* ENTRIES

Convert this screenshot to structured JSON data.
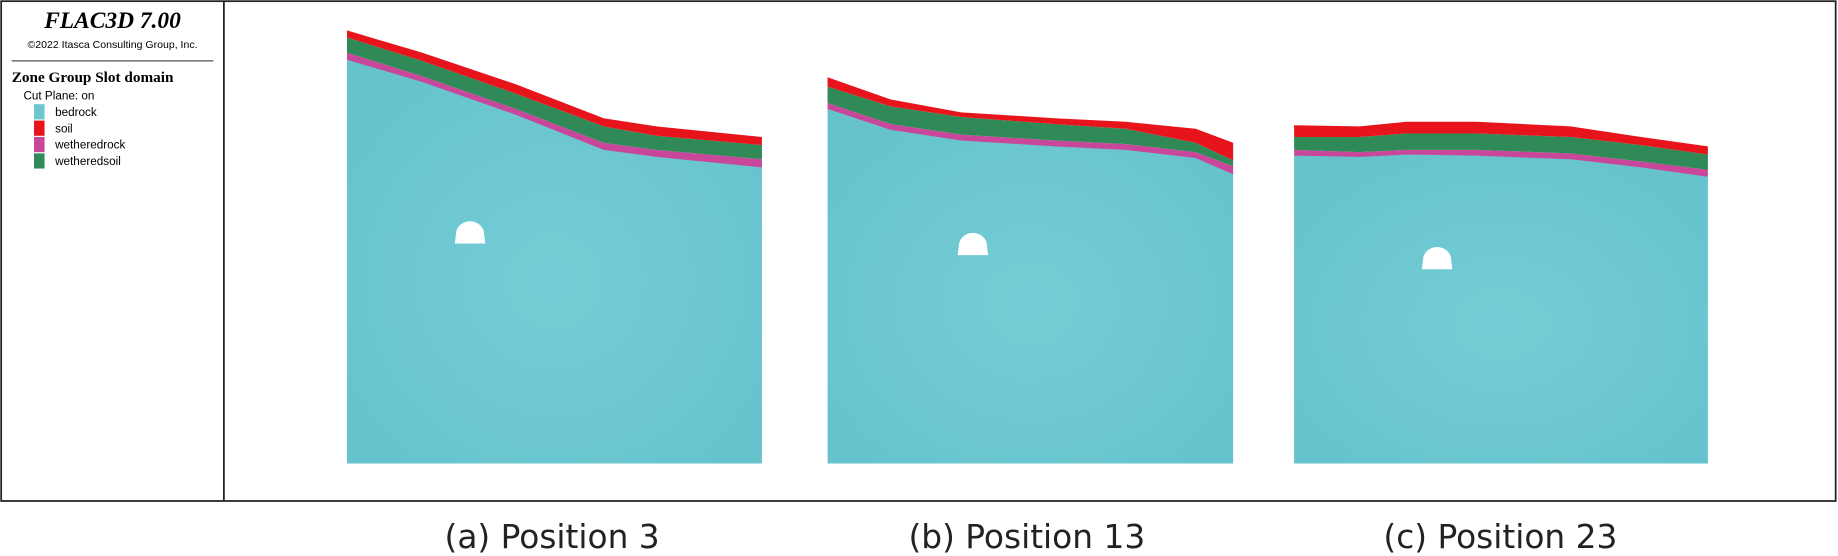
{
  "header": {
    "title": "FLAC3D 7.00",
    "copyright": "©2022 Itasca Consulting Group, Inc."
  },
  "legend": {
    "title": "Zone Group Slot domain",
    "subtitle": "Cut Plane: on",
    "items": [
      {
        "label": "bedrock",
        "color": "#6cc7d1"
      },
      {
        "label": "soil",
        "color": "#e8141c"
      },
      {
        "label": "wetheredrock",
        "color": "#c8479b"
      },
      {
        "label": "wetheredsoil",
        "color": "#2f8a57"
      }
    ]
  },
  "panels": [
    {
      "caption": "(a) Position 3"
    },
    {
      "caption": "(b) Position 13"
    },
    {
      "caption": "(c) Position 23"
    }
  ]
}
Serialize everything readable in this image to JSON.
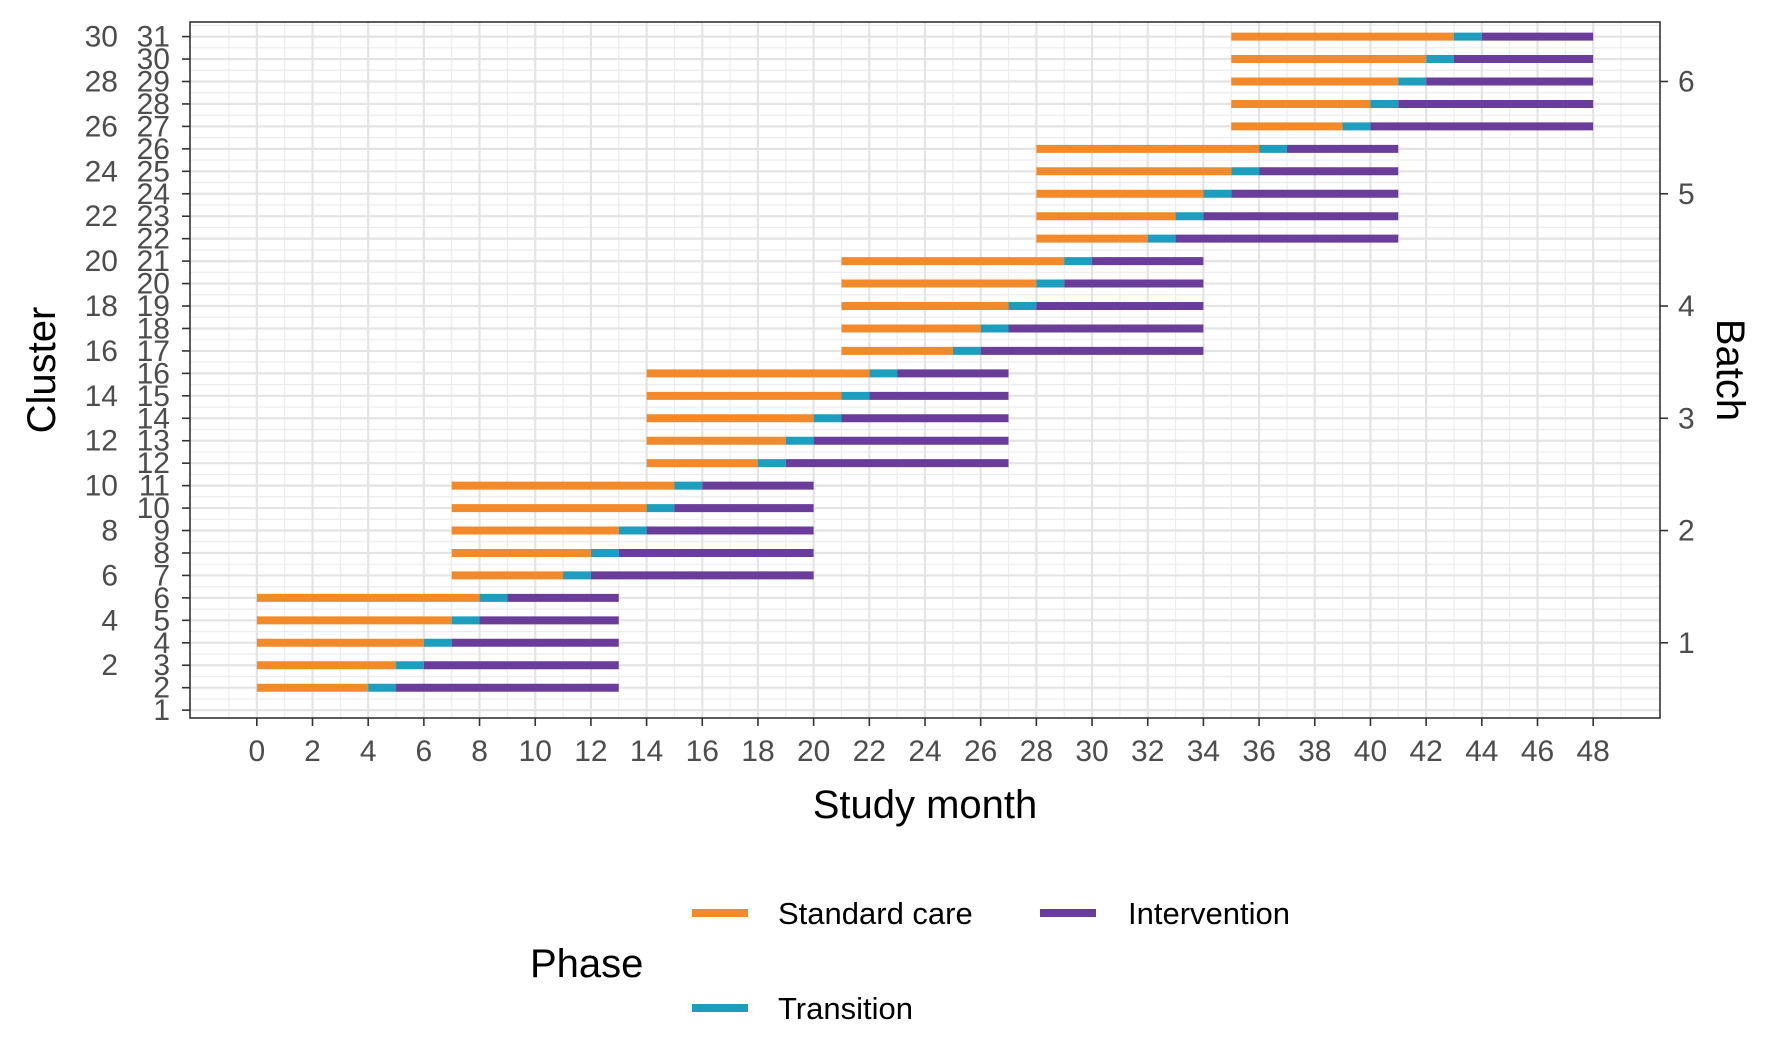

* YOUR GOAL
Using the material above, return every line exactly as it appears, minus the pictures.

* ANSWER TO THE EXERCISE
Convert this screenshot to structured JSON data.
{
  "header": {
    "title": "FLAC3D 7.00",
    "copyright": "©2022 Itasca Consulting Group, Inc."
  },
  "legend": {
    "title": "Zone Group Slot domain",
    "subtitle": "Cut Plane: on",
    "items": [
      {
        "label": "bedrock",
        "color": "#6cc7d1"
      },
      {
        "label": "soil",
        "color": "#e8141c"
      },
      {
        "label": "wetheredrock",
        "color": "#c8479b"
      },
      {
        "label": "wetheredsoil",
        "color": "#2f8a57"
      }
    ]
  },
  "panels": [
    {
      "caption": "(a) Position 3"
    },
    {
      "caption": "(b) Position 13"
    },
    {
      "caption": "(c) Position 23"
    }
  ]
}
Serialize everything readable in this image to JSON.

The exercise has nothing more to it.